##### INFORMATION PROVIDED #####

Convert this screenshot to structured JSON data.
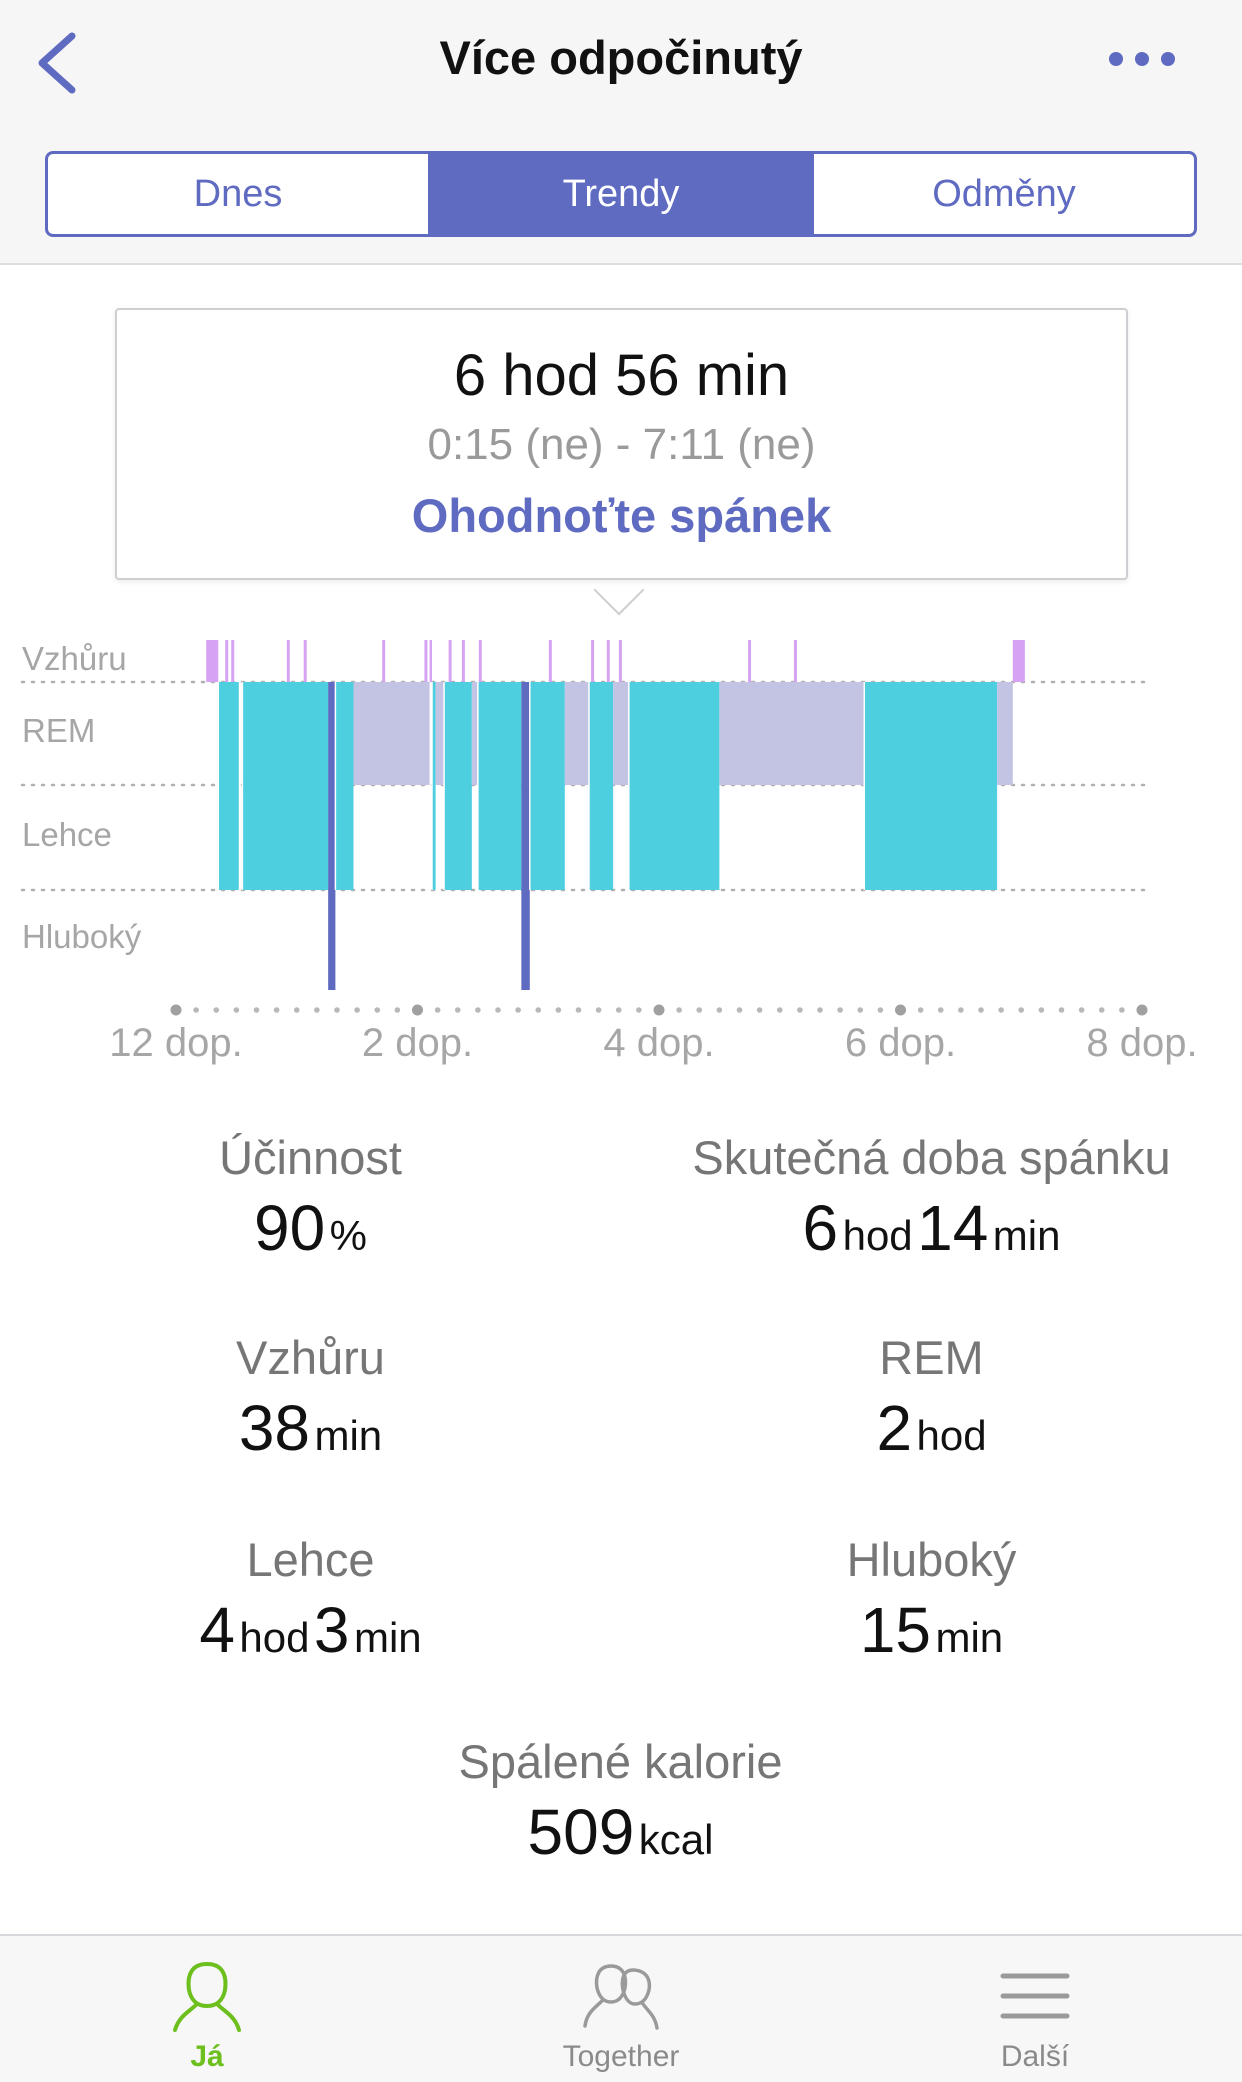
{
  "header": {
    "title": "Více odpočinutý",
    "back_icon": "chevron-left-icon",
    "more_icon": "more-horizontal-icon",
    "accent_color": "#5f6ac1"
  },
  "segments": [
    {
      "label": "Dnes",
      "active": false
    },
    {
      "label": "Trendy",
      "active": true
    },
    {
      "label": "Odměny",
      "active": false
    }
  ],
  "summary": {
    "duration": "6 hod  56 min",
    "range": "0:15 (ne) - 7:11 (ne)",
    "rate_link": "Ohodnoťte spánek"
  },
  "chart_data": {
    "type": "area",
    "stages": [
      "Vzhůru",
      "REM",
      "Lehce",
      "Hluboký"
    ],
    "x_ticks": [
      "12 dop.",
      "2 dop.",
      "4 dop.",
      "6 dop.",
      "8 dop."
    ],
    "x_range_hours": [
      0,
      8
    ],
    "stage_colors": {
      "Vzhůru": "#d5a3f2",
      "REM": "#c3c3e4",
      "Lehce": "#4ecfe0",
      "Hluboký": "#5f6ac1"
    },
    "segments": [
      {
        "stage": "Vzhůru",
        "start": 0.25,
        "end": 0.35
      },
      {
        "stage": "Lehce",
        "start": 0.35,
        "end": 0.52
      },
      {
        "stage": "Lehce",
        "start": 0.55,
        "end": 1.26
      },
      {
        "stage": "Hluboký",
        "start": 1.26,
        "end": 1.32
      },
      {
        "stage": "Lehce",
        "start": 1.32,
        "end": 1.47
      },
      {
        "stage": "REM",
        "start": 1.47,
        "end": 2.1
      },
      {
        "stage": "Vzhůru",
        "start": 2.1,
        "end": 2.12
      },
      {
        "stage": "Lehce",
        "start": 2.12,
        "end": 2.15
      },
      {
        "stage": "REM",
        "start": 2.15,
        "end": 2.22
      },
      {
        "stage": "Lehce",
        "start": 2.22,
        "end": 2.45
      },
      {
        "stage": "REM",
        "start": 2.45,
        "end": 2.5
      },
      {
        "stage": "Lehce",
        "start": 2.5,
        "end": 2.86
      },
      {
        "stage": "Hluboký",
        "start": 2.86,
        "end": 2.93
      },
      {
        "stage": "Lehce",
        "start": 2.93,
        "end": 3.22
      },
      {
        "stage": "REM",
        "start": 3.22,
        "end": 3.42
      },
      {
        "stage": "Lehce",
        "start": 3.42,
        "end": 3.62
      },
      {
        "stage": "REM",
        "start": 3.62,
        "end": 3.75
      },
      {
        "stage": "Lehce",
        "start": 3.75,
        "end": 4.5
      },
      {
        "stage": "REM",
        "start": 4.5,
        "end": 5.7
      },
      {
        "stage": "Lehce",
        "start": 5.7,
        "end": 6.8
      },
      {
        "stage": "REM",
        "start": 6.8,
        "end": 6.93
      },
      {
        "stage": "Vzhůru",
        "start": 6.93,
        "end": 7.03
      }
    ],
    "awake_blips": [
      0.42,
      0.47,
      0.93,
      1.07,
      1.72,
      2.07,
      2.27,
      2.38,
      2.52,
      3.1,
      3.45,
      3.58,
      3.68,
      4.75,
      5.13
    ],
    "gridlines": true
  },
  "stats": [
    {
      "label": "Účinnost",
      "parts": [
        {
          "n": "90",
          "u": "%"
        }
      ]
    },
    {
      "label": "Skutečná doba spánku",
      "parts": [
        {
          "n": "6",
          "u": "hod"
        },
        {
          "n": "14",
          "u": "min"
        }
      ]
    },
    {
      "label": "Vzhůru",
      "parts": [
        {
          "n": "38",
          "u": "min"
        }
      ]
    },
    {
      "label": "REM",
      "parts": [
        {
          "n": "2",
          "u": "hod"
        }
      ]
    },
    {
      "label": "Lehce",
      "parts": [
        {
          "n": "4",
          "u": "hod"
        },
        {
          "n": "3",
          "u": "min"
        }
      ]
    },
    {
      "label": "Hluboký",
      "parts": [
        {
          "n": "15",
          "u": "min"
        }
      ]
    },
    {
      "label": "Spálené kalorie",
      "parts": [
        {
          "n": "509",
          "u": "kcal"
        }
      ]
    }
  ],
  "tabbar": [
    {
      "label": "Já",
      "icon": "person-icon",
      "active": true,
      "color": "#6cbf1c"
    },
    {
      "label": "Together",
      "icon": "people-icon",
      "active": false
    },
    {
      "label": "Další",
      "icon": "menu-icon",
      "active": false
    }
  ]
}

#####

■ EXERCISE OBJECTIVE
Reply with one number only, the count of lines above that hold the string "Hluboký".

■ FULL OUTPUT
5